[Dataset records]
— start —
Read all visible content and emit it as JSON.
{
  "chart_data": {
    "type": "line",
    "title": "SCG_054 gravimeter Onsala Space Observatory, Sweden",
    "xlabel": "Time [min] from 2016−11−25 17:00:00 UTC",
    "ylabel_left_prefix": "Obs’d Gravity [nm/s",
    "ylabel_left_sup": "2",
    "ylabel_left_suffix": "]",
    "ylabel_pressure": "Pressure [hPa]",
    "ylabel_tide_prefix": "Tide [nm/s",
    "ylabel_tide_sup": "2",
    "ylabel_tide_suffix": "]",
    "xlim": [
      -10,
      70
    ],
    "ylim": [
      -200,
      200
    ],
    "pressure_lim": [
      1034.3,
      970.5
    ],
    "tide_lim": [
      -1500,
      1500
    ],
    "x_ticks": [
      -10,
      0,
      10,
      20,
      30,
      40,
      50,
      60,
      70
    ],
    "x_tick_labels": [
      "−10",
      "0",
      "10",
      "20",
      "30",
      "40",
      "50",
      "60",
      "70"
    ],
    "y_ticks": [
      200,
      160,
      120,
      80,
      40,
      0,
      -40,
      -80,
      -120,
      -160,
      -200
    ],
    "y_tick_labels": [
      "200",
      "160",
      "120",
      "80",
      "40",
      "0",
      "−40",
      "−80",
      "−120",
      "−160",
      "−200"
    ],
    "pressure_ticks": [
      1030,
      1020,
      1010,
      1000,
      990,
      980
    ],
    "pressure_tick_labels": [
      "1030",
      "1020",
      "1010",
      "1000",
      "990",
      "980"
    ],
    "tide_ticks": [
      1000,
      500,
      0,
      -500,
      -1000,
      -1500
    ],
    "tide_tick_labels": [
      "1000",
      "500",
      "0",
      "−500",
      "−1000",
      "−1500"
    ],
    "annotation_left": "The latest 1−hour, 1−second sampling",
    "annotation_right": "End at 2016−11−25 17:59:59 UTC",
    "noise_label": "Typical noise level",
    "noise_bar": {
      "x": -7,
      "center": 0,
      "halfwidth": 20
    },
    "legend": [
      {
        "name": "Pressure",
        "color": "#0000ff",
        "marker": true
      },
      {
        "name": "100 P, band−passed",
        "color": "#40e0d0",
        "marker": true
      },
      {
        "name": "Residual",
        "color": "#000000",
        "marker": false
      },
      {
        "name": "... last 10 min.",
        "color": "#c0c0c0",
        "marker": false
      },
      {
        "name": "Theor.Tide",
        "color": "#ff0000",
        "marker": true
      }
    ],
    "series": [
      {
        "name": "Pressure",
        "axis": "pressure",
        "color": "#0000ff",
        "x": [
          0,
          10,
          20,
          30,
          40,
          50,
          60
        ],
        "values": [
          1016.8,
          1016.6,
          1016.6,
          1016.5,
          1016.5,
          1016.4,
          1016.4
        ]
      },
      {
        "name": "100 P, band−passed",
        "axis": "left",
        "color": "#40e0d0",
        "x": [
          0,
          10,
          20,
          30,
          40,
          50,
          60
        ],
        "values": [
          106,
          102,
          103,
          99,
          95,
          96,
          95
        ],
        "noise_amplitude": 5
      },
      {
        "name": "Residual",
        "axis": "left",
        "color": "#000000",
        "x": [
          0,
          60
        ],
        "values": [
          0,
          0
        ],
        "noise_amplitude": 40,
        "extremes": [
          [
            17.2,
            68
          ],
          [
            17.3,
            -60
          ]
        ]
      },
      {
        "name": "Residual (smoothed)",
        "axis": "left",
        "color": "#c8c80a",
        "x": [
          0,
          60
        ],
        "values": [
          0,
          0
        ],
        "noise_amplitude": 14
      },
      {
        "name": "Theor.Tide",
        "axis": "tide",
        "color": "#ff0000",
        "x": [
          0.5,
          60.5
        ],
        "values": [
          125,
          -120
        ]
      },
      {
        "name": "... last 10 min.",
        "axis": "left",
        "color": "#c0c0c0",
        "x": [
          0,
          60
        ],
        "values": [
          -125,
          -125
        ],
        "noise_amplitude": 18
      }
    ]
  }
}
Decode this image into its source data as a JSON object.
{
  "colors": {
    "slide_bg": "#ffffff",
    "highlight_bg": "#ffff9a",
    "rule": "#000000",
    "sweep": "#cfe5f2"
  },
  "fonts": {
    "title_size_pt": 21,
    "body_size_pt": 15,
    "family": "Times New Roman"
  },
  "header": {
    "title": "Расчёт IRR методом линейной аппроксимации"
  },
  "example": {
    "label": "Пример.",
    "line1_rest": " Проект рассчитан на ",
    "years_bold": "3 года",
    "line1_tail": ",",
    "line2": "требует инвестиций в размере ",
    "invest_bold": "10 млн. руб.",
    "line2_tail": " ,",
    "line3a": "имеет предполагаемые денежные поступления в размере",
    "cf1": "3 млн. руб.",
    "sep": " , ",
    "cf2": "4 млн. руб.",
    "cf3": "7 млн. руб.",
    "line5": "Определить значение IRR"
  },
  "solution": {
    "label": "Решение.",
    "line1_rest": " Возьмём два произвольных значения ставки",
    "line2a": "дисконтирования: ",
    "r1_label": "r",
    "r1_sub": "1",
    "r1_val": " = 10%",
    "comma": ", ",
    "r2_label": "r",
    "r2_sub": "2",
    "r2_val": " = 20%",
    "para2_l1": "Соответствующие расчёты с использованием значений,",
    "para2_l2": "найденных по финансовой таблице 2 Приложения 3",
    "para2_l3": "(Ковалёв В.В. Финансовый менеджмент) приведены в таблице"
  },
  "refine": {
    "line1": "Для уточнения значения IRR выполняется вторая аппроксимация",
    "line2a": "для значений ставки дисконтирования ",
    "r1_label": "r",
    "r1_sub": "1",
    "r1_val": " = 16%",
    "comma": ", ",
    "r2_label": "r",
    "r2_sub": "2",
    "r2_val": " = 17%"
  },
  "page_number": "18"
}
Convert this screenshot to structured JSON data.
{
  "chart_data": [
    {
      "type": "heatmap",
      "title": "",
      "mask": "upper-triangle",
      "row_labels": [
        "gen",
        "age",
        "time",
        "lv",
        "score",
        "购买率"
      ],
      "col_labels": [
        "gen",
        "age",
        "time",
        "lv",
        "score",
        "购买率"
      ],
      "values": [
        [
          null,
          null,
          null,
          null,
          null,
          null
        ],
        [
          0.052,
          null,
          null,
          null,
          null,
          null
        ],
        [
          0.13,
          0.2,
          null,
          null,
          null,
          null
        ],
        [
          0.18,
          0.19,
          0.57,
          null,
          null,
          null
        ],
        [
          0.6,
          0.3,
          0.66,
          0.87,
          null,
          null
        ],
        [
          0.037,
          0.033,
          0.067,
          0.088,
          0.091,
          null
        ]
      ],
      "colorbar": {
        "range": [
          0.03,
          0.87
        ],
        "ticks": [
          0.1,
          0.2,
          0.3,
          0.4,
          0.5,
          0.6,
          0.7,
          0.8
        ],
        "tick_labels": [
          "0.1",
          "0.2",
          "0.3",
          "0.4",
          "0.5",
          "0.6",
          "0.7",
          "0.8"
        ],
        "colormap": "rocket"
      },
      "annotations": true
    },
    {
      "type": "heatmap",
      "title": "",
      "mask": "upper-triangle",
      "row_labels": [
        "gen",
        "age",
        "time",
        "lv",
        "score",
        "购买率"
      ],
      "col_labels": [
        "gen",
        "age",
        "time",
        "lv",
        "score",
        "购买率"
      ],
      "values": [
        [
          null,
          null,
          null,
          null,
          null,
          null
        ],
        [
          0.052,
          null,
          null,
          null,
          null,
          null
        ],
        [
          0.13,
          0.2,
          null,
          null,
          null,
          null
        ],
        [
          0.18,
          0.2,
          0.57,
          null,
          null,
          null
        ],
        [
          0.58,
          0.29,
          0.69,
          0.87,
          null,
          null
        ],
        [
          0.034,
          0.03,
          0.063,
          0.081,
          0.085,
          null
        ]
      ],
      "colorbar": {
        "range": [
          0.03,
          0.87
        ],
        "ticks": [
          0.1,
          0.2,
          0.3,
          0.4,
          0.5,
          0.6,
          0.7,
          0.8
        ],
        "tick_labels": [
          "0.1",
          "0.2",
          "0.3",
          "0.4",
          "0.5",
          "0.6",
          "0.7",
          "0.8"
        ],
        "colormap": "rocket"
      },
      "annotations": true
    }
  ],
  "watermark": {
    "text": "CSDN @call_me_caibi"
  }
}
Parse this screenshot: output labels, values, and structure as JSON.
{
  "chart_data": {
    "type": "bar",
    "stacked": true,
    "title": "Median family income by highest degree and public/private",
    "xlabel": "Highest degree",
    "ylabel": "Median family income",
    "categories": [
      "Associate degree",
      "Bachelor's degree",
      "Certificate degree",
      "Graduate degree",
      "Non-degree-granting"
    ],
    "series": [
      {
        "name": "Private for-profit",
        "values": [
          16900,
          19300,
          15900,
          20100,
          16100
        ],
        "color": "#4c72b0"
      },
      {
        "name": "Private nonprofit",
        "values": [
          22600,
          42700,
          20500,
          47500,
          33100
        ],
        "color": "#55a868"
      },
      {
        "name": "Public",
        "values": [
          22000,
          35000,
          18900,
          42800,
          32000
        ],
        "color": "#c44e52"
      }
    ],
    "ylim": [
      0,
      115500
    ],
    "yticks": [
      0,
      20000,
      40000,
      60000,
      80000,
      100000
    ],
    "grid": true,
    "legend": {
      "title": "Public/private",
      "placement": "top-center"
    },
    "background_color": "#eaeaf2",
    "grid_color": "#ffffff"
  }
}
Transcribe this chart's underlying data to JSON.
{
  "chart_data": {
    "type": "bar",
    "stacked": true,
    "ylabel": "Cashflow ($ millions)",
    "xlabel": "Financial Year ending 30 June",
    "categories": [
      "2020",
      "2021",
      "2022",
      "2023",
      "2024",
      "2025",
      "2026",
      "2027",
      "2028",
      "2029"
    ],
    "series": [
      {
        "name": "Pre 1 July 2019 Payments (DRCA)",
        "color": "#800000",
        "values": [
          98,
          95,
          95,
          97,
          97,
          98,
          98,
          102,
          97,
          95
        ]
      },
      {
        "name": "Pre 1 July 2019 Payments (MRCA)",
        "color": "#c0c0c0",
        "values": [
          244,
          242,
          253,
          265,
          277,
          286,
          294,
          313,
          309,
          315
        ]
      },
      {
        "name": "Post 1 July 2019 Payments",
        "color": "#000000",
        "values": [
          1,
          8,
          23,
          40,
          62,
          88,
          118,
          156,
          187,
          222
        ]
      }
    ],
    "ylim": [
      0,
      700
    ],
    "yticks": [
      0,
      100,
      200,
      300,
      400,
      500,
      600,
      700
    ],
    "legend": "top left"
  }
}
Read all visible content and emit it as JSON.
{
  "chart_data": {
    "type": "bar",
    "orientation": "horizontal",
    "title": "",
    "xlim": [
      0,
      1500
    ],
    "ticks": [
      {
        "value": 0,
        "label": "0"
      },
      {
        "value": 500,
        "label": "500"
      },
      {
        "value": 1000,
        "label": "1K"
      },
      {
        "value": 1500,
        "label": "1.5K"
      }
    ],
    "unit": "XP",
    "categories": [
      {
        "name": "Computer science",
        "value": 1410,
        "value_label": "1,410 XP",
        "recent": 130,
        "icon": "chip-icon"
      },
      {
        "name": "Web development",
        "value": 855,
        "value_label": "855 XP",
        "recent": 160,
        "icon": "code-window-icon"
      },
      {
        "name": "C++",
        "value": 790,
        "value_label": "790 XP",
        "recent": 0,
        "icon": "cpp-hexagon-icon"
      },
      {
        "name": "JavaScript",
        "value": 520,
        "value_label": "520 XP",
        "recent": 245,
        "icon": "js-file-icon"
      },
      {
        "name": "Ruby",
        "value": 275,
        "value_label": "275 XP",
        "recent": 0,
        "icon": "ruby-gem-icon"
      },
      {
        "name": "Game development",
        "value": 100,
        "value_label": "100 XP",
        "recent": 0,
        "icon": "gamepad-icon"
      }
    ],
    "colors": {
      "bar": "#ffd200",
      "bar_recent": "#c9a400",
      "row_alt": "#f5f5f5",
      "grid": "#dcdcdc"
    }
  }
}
— end —
### What the task requires
Show the lines that mention the word "icon".

### The result
        "icon": "chip-icon"
        "icon": "code-window-icon"
        "icon": "cpp-hexagon-icon"
        "icon": "js-file-icon"
        "icon": "ruby-gem-icon"
        "icon": "gamepad-icon"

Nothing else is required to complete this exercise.